=== Provided information ===
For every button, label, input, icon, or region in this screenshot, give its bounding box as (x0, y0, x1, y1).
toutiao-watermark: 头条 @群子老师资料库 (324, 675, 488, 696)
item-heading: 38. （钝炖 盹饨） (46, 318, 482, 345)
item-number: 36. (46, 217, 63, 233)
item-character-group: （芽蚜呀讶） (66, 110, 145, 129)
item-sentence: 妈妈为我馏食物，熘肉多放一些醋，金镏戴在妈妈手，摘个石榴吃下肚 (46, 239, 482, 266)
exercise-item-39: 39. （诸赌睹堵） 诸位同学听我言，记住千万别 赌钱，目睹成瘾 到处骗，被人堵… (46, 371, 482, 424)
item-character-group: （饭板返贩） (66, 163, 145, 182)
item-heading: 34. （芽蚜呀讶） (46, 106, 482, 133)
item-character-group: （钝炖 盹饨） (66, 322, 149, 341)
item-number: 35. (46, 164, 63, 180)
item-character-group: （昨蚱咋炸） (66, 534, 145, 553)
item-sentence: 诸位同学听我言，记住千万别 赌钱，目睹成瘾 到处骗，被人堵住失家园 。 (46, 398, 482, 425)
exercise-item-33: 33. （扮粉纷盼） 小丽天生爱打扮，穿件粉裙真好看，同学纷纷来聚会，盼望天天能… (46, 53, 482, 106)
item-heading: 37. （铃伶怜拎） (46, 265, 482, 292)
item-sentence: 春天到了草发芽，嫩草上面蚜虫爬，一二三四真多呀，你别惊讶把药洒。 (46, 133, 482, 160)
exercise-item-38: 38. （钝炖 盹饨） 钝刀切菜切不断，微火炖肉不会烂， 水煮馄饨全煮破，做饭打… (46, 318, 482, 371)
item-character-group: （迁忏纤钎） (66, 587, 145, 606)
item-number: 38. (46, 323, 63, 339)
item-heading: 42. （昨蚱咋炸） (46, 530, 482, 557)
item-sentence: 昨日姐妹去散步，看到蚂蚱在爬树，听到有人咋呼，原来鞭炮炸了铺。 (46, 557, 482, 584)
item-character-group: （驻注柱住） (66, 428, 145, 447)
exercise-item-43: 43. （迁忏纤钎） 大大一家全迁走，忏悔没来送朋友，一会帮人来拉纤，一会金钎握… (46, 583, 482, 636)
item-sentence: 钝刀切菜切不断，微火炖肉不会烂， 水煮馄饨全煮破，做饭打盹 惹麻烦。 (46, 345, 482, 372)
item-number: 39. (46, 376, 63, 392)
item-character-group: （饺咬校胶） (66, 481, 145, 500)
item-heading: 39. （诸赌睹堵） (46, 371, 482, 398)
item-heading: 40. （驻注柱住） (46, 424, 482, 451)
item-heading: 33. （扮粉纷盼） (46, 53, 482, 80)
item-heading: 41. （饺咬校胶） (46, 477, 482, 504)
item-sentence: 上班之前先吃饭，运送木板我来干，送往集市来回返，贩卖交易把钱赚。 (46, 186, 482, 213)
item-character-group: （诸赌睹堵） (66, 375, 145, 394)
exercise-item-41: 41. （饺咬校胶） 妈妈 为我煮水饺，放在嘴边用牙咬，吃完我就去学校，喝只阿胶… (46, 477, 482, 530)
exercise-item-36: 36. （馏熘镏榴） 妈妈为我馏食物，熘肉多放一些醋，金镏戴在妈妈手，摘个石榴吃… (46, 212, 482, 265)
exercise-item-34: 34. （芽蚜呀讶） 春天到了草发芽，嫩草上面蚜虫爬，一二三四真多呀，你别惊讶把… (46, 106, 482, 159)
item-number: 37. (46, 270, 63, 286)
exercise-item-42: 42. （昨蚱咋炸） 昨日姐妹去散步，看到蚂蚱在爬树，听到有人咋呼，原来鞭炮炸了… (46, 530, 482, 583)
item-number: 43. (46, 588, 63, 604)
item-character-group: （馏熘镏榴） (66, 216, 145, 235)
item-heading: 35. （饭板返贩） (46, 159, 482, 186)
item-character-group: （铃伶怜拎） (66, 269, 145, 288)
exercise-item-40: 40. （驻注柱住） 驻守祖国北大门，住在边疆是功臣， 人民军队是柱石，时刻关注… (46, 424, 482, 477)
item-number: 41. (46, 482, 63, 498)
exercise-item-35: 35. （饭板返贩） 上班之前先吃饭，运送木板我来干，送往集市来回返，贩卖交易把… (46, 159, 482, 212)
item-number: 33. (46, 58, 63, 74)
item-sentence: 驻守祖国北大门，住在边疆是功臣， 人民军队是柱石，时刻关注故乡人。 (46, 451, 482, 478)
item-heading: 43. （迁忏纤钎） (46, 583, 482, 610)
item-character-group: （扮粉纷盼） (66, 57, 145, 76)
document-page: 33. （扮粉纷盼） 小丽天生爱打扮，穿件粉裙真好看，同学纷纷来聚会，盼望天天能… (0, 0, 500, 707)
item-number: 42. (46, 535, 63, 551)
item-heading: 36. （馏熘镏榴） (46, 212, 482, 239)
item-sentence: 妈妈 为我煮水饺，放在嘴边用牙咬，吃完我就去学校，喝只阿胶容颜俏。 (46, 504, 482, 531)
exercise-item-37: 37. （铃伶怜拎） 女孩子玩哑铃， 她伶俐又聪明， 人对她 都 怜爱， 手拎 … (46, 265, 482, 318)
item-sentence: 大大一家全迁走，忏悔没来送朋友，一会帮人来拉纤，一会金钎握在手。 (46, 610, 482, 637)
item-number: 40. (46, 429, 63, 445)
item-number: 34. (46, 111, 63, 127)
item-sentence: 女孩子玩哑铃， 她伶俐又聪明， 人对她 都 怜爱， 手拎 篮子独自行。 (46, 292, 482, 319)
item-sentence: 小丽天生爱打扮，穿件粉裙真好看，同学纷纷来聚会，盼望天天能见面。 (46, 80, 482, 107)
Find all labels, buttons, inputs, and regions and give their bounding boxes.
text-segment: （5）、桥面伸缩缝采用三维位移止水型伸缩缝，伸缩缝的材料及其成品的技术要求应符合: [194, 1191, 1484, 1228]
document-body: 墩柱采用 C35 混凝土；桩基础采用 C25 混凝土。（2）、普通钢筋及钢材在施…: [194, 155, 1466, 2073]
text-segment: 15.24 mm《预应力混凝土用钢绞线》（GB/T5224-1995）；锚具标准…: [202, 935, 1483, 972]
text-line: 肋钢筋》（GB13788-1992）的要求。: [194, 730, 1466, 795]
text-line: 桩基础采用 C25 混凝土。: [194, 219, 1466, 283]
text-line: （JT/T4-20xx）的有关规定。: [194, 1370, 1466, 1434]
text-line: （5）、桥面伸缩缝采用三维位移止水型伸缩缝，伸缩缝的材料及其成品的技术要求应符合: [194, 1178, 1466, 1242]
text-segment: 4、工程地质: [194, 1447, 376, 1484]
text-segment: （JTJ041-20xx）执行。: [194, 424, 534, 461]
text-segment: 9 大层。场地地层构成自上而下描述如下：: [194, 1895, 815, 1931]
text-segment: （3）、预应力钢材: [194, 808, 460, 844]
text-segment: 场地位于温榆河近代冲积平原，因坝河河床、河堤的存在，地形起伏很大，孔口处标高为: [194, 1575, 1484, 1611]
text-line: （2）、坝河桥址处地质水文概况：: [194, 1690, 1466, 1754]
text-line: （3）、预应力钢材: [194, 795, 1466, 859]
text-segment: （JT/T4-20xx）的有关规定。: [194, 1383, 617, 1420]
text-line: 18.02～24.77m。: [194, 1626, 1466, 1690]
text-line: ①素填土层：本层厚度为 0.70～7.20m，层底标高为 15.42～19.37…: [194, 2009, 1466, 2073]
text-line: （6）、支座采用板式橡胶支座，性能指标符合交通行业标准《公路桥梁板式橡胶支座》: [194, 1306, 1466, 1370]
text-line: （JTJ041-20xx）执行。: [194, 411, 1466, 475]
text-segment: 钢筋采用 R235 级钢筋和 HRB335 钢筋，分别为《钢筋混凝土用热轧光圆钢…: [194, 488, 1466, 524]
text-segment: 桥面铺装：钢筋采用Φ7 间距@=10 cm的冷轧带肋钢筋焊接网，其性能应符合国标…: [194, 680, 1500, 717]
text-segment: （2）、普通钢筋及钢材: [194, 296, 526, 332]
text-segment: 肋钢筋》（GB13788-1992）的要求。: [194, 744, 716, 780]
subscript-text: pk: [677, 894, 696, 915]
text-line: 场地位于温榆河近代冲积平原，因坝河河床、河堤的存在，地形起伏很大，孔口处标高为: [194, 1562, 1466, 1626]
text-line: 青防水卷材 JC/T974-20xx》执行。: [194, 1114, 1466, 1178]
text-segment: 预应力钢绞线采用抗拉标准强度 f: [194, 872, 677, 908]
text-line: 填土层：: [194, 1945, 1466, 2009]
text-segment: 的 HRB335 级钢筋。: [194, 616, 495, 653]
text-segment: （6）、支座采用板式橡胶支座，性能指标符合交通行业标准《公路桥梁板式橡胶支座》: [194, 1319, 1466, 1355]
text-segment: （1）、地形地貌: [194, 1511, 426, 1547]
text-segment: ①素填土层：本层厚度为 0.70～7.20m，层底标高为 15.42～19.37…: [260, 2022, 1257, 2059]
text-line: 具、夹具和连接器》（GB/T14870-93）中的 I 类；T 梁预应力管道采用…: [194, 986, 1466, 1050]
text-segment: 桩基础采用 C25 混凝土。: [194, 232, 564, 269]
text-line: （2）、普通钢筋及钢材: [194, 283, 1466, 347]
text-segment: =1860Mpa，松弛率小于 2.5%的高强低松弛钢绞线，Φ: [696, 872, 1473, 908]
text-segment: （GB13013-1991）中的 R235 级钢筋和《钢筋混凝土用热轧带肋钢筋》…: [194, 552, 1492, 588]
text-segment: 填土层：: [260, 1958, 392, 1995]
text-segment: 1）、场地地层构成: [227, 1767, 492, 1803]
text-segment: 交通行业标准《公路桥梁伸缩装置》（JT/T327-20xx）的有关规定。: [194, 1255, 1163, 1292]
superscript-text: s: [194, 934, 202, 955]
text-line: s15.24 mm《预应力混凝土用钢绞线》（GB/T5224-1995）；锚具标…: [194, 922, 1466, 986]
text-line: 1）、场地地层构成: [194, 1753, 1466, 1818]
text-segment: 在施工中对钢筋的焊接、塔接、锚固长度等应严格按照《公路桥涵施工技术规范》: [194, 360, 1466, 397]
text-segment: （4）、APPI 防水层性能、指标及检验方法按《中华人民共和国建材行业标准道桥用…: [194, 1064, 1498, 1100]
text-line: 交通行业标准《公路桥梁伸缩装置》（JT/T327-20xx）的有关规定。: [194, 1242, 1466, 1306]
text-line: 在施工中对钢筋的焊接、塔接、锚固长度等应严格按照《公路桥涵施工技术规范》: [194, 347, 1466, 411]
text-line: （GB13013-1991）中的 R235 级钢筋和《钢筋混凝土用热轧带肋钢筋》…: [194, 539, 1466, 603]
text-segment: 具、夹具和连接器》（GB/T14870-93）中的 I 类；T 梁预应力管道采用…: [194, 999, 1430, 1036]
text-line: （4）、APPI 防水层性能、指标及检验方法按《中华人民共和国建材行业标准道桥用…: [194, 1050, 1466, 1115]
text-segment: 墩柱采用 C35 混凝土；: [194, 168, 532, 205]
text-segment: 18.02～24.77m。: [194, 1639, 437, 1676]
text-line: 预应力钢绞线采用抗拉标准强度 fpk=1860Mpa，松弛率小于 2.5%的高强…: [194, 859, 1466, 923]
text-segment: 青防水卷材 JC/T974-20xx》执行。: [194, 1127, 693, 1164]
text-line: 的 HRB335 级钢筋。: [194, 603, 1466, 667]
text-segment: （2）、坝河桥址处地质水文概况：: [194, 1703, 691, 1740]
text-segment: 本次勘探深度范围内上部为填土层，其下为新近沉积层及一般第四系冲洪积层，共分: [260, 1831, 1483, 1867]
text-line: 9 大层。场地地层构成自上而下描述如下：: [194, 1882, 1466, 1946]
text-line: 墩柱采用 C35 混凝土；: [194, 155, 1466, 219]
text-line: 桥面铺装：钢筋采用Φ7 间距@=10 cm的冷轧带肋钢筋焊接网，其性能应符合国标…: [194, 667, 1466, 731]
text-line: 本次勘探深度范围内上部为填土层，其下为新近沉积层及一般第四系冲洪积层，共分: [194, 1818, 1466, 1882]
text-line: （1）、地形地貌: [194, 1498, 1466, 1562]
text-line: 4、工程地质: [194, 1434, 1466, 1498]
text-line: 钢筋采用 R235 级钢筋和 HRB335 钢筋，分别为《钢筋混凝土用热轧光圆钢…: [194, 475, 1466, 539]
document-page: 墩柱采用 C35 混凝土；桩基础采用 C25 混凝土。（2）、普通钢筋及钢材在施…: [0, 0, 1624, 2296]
===
# Goal
Copy the records word for word, starting with the first line and stopping after the line that contains "item-character-group: （钝炖 盹饨）".

# In response
For every button, label, input, icon, or region in this screenshot, give its bounding box as (x0, y0, x1, y1).
toutiao-watermark: 头条 @群子老师资料库 (324, 675, 488, 696)
item-heading: 38. （钝炖 盹饨） (46, 318, 482, 345)
item-number: 36. (46, 217, 63, 233)
item-character-group: （芽蚜呀讶） (66, 110, 145, 129)
item-sentence: 妈妈为我馏食物，熘肉多放一些醋，金镏戴在妈妈手，摘个石榴吃下肚 (46, 239, 482, 266)
exercise-item-39: 39. （诸赌睹堵） 诸位同学听我言，记住千万别 赌钱，目睹成瘾 到处骗，被人堵… (46, 371, 482, 424)
item-character-group: （饭板返贩） (66, 163, 145, 182)
item-heading: 34. （芽蚜呀讶） (46, 106, 482, 133)
item-character-group: （钝炖 盹饨） (66, 322, 149, 341)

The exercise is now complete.